Set task:
Show every line of the records below that contains the word "y轴于点D".

<<<<

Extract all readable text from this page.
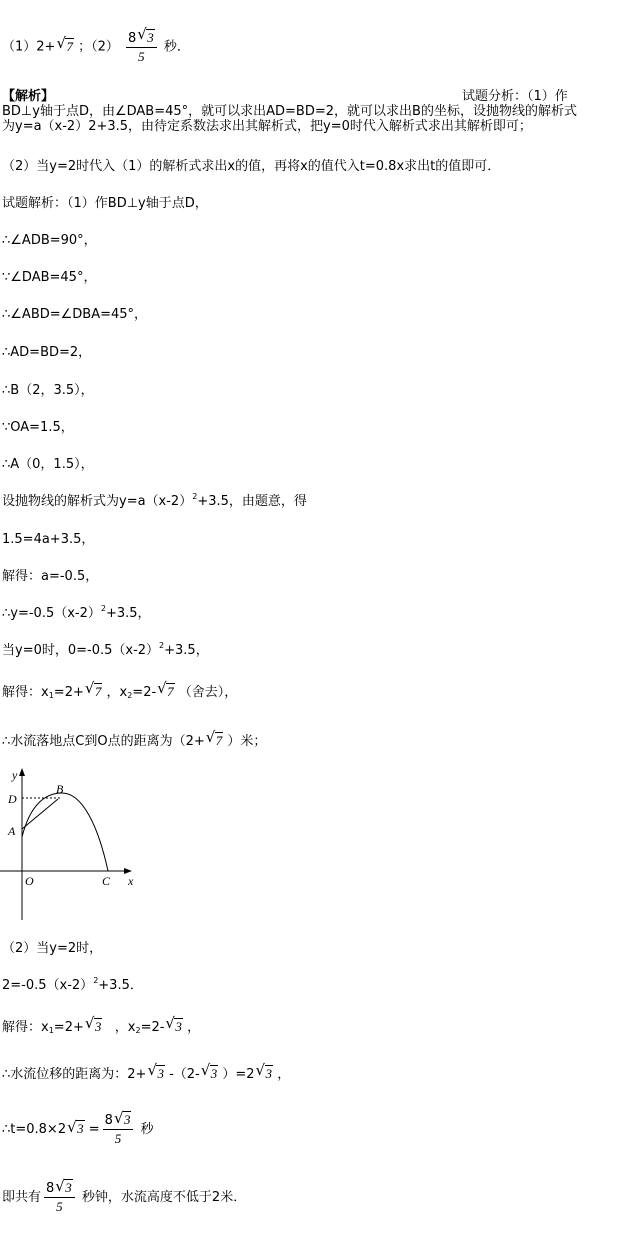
（1）2+ √ 7 ；$(2) \frac{8 √ 3}{5}$ 秒．
【解析】	试题分析：（1）作
BD⊥y轴于点D，由∠DAB=45°，就可以求出AD=BD=2，就可以求出B的坐标，设抛物线的解析式
为y=a（x-2）2+3.5，由待定系数法求出其解析式，把y=0时代入解析式求出其解析即可；
（2）当y=2时代入（1）的解析式求出x的值，再将x的值代入t=0.8x求出t的值即可．
试题解析：（1）作BD⊥y轴于点D，
∴∠ADB=90°，
∵∠DAB=45°，
∴∠ABD=∠DBA=45°，
∴AD=BD=2，
∴B（2，3.5），
∵OA=1.5，
∴A（0，1.5），
设抛物线的解析式为$y=a(x-2)^2+3.5$，由题意，得
1.5=4a+3.5，
解得：a=-0.5，
$\therefore y=-0.5(x-2)^2+3.5$，
当y=0时，$0=-0.5(x-2)^2+3.5$，
解得：x1=2+ √ 7 ，x2=2- √ 7 （舍去），
∴水流落地点C到O点的距离为（2+ √ 7 ）米；
y
D
B
A
O	C x
（2）当y=2时，
$2=-0.5(x-2)^2+3.5$．
解得：x1=2+ √ 3 ，x2=2- √ 3 ，
∴水流位移的距离为：2+ √ 3 -（2- √ 3 ）=2 √ 3 ，
∴t=0.8×2 √ $3 = \frac{8 √ 3}{5}$ 秒
即共有 $\frac{8 √ 3}{5}$ 秒钟，水流高度不低于2米．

>>>>

Written response:
BD⊥y轴于点D，由∠DAB=45°，就可以求出AD=BD=2，就可以求出B的坐标，设抛物线的解析式
试题解析：（1）作BD⊥y轴于点D，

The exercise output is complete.